• [Do this]: Restate the entries below word for word, omitting nothing.
>>>>
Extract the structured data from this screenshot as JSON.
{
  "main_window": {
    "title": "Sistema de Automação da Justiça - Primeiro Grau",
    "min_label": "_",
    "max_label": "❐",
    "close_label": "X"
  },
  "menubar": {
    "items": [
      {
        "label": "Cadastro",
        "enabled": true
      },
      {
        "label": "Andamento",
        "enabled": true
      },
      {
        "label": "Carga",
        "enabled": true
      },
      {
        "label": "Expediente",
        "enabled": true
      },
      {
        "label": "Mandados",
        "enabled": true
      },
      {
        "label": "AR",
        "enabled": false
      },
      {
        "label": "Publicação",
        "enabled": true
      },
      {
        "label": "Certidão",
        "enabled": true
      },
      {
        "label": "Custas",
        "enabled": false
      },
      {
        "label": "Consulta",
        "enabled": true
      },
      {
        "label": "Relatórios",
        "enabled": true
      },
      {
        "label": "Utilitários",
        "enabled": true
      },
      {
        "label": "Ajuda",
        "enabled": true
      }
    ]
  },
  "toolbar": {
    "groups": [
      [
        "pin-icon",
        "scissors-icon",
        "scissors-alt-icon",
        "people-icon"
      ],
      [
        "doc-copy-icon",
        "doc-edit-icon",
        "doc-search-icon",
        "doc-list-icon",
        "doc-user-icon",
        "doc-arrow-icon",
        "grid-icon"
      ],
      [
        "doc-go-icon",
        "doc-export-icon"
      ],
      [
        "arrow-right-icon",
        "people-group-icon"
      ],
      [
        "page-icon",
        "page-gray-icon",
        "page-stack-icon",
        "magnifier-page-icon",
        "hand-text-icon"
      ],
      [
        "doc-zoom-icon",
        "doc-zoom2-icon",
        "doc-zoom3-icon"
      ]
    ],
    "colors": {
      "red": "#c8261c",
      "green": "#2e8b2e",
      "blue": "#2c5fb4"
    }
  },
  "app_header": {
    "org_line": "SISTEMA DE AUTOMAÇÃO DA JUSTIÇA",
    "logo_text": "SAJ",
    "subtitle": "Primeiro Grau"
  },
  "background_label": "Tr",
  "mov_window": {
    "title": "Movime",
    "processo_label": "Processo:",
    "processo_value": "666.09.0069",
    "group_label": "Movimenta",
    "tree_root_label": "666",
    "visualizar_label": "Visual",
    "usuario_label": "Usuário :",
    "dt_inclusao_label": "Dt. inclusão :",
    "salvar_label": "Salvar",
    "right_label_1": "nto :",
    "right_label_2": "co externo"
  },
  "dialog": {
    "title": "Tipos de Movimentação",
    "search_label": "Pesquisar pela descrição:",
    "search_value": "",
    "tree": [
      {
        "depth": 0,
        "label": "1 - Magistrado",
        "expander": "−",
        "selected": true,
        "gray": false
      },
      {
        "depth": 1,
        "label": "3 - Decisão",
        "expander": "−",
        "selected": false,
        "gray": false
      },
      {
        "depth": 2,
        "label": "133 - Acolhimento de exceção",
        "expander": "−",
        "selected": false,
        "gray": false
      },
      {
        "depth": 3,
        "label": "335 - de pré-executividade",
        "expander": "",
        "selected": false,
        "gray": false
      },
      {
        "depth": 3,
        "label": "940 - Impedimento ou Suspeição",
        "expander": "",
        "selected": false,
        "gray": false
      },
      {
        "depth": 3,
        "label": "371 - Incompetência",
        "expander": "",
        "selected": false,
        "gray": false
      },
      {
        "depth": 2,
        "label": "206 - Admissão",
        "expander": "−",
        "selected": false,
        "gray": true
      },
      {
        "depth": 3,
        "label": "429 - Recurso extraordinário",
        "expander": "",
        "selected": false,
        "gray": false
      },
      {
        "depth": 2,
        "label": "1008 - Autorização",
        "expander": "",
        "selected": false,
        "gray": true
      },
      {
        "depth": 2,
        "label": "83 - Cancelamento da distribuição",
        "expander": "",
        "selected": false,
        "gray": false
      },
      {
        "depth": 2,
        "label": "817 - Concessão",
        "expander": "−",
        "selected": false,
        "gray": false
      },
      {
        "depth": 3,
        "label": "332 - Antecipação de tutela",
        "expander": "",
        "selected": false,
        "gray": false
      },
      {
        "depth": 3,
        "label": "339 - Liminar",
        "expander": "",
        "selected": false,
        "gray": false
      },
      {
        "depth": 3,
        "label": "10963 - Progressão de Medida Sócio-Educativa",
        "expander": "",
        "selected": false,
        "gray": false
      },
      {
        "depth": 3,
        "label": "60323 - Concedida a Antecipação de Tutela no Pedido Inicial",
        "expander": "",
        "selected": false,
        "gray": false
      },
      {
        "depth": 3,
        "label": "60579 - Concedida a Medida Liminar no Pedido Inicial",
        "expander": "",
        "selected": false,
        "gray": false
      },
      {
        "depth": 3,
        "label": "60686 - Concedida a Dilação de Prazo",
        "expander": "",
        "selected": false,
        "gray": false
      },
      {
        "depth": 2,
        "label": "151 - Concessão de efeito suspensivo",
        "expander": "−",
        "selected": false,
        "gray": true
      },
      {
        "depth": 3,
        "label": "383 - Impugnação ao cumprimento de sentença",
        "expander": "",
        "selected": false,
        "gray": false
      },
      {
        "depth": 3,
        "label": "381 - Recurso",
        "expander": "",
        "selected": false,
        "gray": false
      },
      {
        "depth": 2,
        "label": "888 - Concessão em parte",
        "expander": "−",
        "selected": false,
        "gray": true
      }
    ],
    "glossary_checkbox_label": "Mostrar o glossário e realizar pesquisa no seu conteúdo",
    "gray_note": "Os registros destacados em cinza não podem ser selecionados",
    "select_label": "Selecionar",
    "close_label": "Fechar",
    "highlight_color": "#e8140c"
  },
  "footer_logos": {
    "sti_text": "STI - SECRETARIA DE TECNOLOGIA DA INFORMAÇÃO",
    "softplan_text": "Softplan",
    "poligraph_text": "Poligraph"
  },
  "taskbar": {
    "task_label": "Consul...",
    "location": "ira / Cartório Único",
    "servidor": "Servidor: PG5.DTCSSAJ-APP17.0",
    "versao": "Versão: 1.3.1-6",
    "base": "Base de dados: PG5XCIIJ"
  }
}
<<<<
• [Reply to the exercise]:
Extract the structured data from this screenshot as JSON.
{
  "main_window": {
    "title": "Sistema de Automação da Justiça - Primeiro Grau",
    "min_label": "_",
    "max_label": "❐",
    "close_label": "X"
  },
  "menubar": {
    "items": [
      {
        "label": "Cadastro",
        "enabled": true
      },
      {
        "label": "Andamento",
        "enabled": true
      },
      {
        "label": "Carga",
        "enabled": true
      },
      {
        "label": "Expediente",
        "enabled": true
      },
      {
        "label": "Mandados",
        "enabled": true
      },
      {
        "label": "AR",
        "enabled": false
      },
      {
        "label": "Publicação",
        "enabled": true
      },
      {
        "label": "Certidão",
        "enabled": true
      },
      {
        "label": "Custas",
        "enabled": false
      },
      {
        "label": "Consulta",
        "enabled": true
      },
      {
        "label": "Relatórios",
        "enabled": true
      },
      {
        "label": "Utilitários",
        "enabled": true
      },
      {
        "label": "Ajuda",
        "enabled": true
      }
    ]
  },
  "toolbar": {
    "groups": [
      [
        "pin-icon",
        "scissors-icon",
        "scissors-alt-icon",
        "people-icon"
      ],
      [
        "doc-copy-icon",
        "doc-edit-icon",
        "doc-search-icon",
        "doc-list-icon",
        "doc-user-icon",
        "doc-arrow-icon",
        "grid-icon"
      ],
      [
        "doc-go-icon",
        "doc-export-icon"
      ],
      [
        "arrow-right-icon",
        "people-group-icon"
      ],
      [
        "page-icon",
        "page-gray-icon",
        "page-stack-icon",
        "magnifier-page-icon",
        "hand-text-icon"
      ],
      [
        "doc-zoom-icon",
        "doc-zoom2-icon",
        "doc-zoom3-icon"
      ]
    ],
    "colors": {
      "red": "#c8261c",
      "green": "#2e8b2e",
      "blue": "#2c5fb4"
    }
  },
  "app_header": {
    "org_line": "SISTEMA DE AUTOMAÇÃO DA JUSTIÇA",
    "logo_text": "SAJ",
    "subtitle": "Primeiro Grau"
  },
  "background_label": "Tr",
  "mov_window": {
    "title": "Movime",
    "processo_label": "Processo:",
    "processo_value": "666.09.0069",
    "group_label": "Movimenta",
    "tree_root_label": "666",
    "visualizar_label": "Visual",
    "usuario_label": "Usuário :",
    "dt_inclusao_label": "Dt. inclusão :",
    "salvar_label": "Salvar",
    "right_label_1": "nto :",
    "right_label_2": "co externo"
  },
  "dialog": {
    "title": "Tipos de Movimentação",
    "search_label": "Pesquisar pela descrição:",
    "search_value": "",
    "tree": [
      {
        "depth": 0,
        "label": "1 - Magistrado",
        "expander": "−",
        "selected": true,
        "gray": false
      },
      {
        "depth": 1,
        "label": "3 - Decisão",
        "expander": "−",
        "selected": false,
        "gray": false
      },
      {
        "depth": 2,
        "label": "133 - Acolhimento de exceção",
        "expander": "−",
        "selected": false,
        "gray": false
      },
      {
        "depth": 3,
        "label": "335 - de pré-executividade",
        "expander": "",
        "selected": false,
        "gray": false
      },
      {
        "depth": 3,
        "label": "940 - Impedimento ou Suspeição",
        "expander": "",
        "selected": false,
        "gray": false
      },
      {
        "depth": 3,
        "label": "371 - Incompetência",
        "expander": "",
        "selected": false,
        "gray": false
      },
      {
        "depth": 2,
        "label": "206 - Admissão",
        "expander": "−",
        "selected": false,
        "gray": true
      },
      {
        "depth": 3,
        "label": "429 - Recurso extraordinário",
        "expander": "",
        "selected": false,
        "gray": false
      },
      {
        "depth": 2,
        "label": "1008 - Autorização",
        "expander": "",
        "selected": false,
        "gray": true
      },
      {
        "depth": 2,
        "label": "83 - Cancelamento da distribuição",
        "expander": "",
        "selected": false,
        "gray": false
      },
      {
        "depth": 2,
        "label": "817 - Concessão",
        "expander": "−",
        "selected": false,
        "gray": false
      },
      {
        "depth": 3,
        "label": "332 - Antecipação de tutela",
        "expander": "",
        "selected": false,
        "gray": false
      },
      {
        "depth": 3,
        "label": "339 - Liminar",
        "expander": "",
        "selected": false,
        "gray": false
      },
      {
        "depth": 3,
        "label": "10963 - Progressão de Medida Sócio-Educativa",
        "expander": "",
        "selected": false,
        "gray": false
      },
      {
        "depth": 3,
        "label": "60323 - Concedida a Antecipação de Tutela no Pedido Inicial",
        "expander": "",
        "selected": false,
        "gray": false
      },
      {
        "depth": 3,
        "label": "60579 - Concedida a Medida Liminar no Pedido Inicial",
        "expander": "",
        "selected": false,
        "gray": false
      },
      {
        "depth": 3,
        "label": "60686 - Concedida a Dilação de Prazo",
        "expander": "",
        "selected": false,
        "gray": false
      },
      {
        "depth": 2,
        "label": "151 - Concessão de efeito suspensivo",
        "expander": "−",
        "selected": false,
        "gray": true
      },
      {
        "depth": 3,
        "label": "383 - Impugnação ao cumprimento de sentença",
        "expander": "",
        "selected": false,
        "gray": false
      },
      {
        "depth": 3,
        "label": "381 - Recurso",
        "expander": "",
        "selected": false,
        "gray": false
      },
      {
        "depth": 2,
        "label": "888 - Concessão em parte",
        "expander": "−",
        "selected": false,
        "gray": true
      }
    ],
    "glossary_checkbox_label": "Mostrar o glossário e realizar pesquisa no seu conteúdo",
    "gray_note": "Os registros destacados em cinza não podem ser selecionados",
    "select_label": "Selecionar",
    "close_label": "Fechar",
    "highlight_color": "#e8140c"
  },
  "footer_logos": {
    "sti_text": "STI - SECRETARIA DE TECNOLOGIA DA INFORMAÇÃO",
    "softplan_text": "Softplan",
    "poligraph_text": "Poligraph"
  },
  "taskbar": {
    "task_label": "Consul...",
    "location": "ira / Cartório Único",
    "servidor": "Servidor: PG5.DTCSSAJ-APP17.0",
    "versao": "Versão: 1.3.1-6",
    "base": "Base de dados: PG5XCIIJ"
  }
}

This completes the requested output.